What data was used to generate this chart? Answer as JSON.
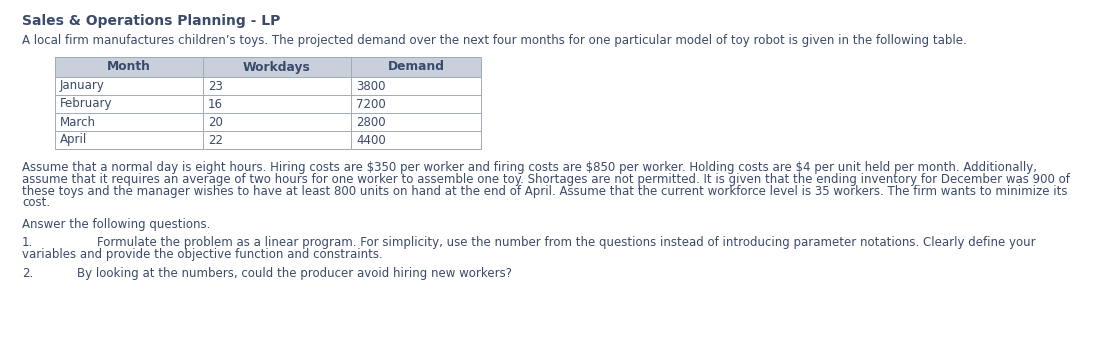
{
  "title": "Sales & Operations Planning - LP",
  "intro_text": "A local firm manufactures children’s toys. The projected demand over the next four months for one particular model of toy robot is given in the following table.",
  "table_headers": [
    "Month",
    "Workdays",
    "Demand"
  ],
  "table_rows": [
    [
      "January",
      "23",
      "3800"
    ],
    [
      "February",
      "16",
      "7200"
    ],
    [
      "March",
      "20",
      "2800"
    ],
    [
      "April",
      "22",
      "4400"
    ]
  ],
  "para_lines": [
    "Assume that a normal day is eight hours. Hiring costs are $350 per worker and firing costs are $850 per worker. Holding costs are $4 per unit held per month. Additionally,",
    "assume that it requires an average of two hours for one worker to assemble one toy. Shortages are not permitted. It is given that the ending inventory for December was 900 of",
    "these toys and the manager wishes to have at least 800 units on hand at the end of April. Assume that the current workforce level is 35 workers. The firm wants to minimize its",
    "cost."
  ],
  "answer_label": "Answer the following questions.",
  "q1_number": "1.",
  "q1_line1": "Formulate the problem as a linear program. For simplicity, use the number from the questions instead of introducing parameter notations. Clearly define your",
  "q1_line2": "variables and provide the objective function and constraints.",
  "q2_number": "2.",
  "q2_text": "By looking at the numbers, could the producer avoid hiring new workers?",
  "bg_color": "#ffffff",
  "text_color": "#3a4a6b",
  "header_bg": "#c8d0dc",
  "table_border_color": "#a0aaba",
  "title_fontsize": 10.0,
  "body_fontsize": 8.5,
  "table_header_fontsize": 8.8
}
---
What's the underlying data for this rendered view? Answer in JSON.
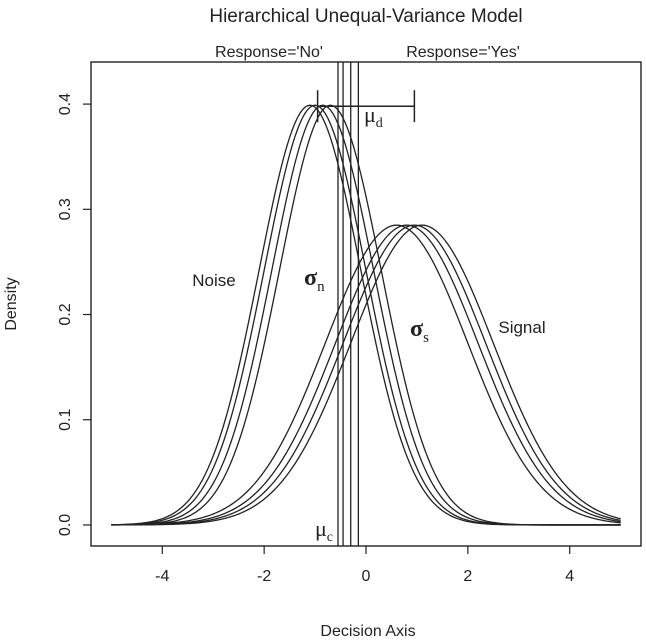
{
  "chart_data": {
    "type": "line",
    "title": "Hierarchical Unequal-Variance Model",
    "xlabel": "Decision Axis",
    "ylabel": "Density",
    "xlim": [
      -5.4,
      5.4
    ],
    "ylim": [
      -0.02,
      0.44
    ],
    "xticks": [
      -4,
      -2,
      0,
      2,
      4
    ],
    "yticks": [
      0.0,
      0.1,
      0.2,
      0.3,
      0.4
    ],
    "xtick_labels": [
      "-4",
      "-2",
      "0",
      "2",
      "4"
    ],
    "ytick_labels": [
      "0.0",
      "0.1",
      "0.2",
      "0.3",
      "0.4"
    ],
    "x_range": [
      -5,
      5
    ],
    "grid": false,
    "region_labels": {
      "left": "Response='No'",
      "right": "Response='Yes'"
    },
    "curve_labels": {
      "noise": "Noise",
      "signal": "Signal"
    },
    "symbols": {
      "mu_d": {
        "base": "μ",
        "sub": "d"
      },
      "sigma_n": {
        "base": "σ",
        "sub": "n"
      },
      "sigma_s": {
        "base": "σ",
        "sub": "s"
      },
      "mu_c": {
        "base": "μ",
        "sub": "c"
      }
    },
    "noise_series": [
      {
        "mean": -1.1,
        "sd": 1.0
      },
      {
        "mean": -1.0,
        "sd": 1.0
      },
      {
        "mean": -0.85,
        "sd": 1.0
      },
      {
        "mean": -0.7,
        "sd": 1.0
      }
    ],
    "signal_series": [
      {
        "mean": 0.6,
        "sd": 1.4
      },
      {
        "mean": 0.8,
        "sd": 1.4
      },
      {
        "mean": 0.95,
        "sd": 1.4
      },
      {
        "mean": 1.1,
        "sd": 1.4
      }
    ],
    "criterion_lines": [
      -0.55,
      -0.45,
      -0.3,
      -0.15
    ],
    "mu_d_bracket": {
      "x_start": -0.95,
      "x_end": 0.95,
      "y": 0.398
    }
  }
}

■ Given request:
Your answer should be a single number: the count of lines that contain "questions".

■ Complete response:
2